- _Prompt_: Quote, verbatim, all material below, without pictures.

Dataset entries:

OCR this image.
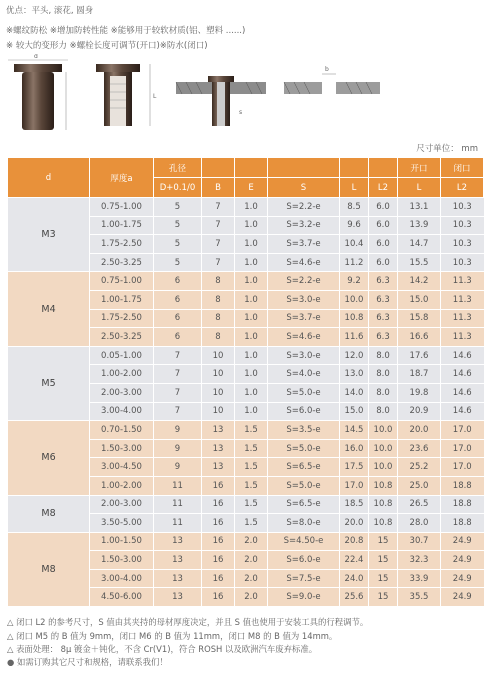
优点：平头, 滚花, 圆身
※螺纹防松 ※增加防转性能 ※能够用于较软材质(铝、塑料 ......)
※ 较大的变形力 ※螺栓长度可调节(开口)※防水(闭口)
d
L
s
b
尺寸单位： mm
d	厚度a	孔径						开口	闭口
		D+0.1/0	B	E	S	L	L2	L	L2
M3	0.75-1.00	5	7	1.0	S=2.2-e	8.5	6.0	13.1	10.3
	1.00-1.75	5	7	1.0	S=3.2-e	9.6	6.0	13.9	10.3
	1.75-2.50	5	7	1.0	S=3.7-e	10.4	6.0	14.7	10.3
	2.50-3.25	5	7	1.0	S=4.6-e	11.2	6.0	15.5	10.3
M4	0.75-1.00	6	8	1.0	S=2.2-e	9.2	6.3	14.2	11.3
	1.00-1.75	6	8	1.0	S=3.0-e	10.0	6.3	15.0	11.3
	1.75-2.50	6	8	1.0	S=3.7-e	10.8	6.3	15.8	11.3
	2.50-3.25	6	8	1.0	S=4.6-e	11.6	6.3	16.6	11.3
M5	0.05-1.00	7	10	1.0	S=3.0-e	12.0	8.0	17.6	14.6
	1.00-2.00	7	10	1.0	S=4.0-e	13.0	8.0	18.7	14.6
	2.00-3.00	7	10	1.0	S=5.0-e	14.0	8.0	19.8	14.6
	3.00-4.00	7	10	1.0	S=6.0-e	15.0	8.0	20.9	14.6
M6	0.70-1.50	9	13	1.5	S=3.5-e	14.5	10.0	20.0	17.0
	1.50-3.00	9	13	1.5	S=5.0-e	16.0	10.0	23.6	17.0
	3.00-4.50	9	13	1.5	S=6.5-e	17.5	10.0	25.2	17.0
	1.00-2.00	11	16	1.5	S=5.0-e	17.0	10.8	25.0	18.8
M8	2.00-3.00	11	16	1.5	S=6.5-e	18.5	10.8	26.5	18.8
	3.50-5.00	11	16	1.5	S=8.0-e	20.0	10.8	28.0	18.8
M8	1.00-1.50	13	16	2.0	S=4.50-e	20.8	15	30.7	24.9
	1.50-3.00	13	16	2.0	S=6.0-e	22.4	15	32.3	24.9
	3.00-4.00	13	16	2.0	S=7.5-e	24.0	15	33.9	24.9
	4.50-6.00	13	16	2.0	S=9.0-e	25.6	15	35.5	24.9
△ 闭口 L2 的参考尺寸，S 值由其夹持的母材厚度决定，并且 S 值也使用于安装工具的行程调节。
△ 闭口 M5 的 B 值为 9mm，闭口 M6 的 B 值为 11mm，闭口 M8 的 B 值为 14mm。
△ 表面处理： 8μ 镀金＋钝化，不含 Cr(V1)，符合 ROSH 以及欧洲汽车废弃标准。
● 如需订购其它尺寸和规格，请联系我们！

- _Written response_:
OCR this image.
优点：平头, 滚花, 圆身
※螺纹防松 ※增加防转性能 ※能够用于较软材质(铝、塑料 ......)
※ 较大的变形力 ※螺栓长度可调节(开口)※防水(闭口)
d
L
s
b
尺寸单位： mm
d	厚度a	孔径						开口	闭口
		D+0.1/0	B	E	S	L	L2	L	L2
M3	0.75-1.00	5	7	1.0	S=2.2-e	8.5	6.0	13.1	10.3
	1.00-1.75	5	7	1.0	S=3.2-e	9.6	6.0	13.9	10.3
	1.75-2.50	5	7	1.0	S=3.7-e	10.4	6.0	14.7	10.3
	2.50-3.25	5	7	1.0	S=4.6-e	11.2	6.0	15.5	10.3
M4	0.75-1.00	6	8	1.0	S=2.2-e	9.2	6.3	14.2	11.3
	1.00-1.75	6	8	1.0	S=3.0-e	10.0	6.3	15.0	11.3
	1.75-2.50	6	8	1.0	S=3.7-e	10.8	6.3	15.8	11.3
	2.50-3.25	6	8	1.0	S=4.6-e	11.6	6.3	16.6	11.3
M5	0.05-1.00	7	10	1.0	S=3.0-e	12.0	8.0	17.6	14.6
	1.00-2.00	7	10	1.0	S=4.0-e	13.0	8.0	18.7	14.6
	2.00-3.00	7	10	1.0	S=5.0-e	14.0	8.0	19.8	14.6
	3.00-4.00	7	10	1.0	S=6.0-e	15.0	8.0	20.9	14.6
M6	0.70-1.50	9	13	1.5	S=3.5-e	14.5	10.0	20.0	17.0
	1.50-3.00	9	13	1.5	S=5.0-e	16.0	10.0	23.6	17.0
	3.00-4.50	9	13	1.5	S=6.5-e	17.5	10.0	25.2	17.0
	1.00-2.00	11	16	1.5	S=5.0-e	17.0	10.8	25.0	18.8
M8	2.00-3.00	11	16	1.5	S=6.5-e	18.5	10.8	26.5	18.8
	3.50-5.00	11	16	1.5	S=8.0-e	20.0	10.8	28.0	18.8
M8	1.00-1.50	13	16	2.0	S=4.50-e	20.8	15	30.7	24.9
	1.50-3.00	13	16	2.0	S=6.0-e	22.4	15	32.3	24.9
	3.00-4.00	13	16	2.0	S=7.5-e	24.0	15	33.9	24.9
	4.50-6.00	13	16	2.0	S=9.0-e	25.6	15	35.5	24.9
△ 闭口 L2 的参考尺寸，S 值由其夹持的母材厚度决定，并且 S 值也使用于安装工具的行程调节。
△ 闭口 M5 的 B 值为 9mm，闭口 M6 的 B 值为 11mm，闭口 M8 的 B 值为 14mm。
△ 表面处理： 8μ 镀金＋钝化，不含 Cr(V1)，符合 ROSH 以及欧洲汽车废弃标准。
● 如需订购其它尺寸和规格，请联系我们！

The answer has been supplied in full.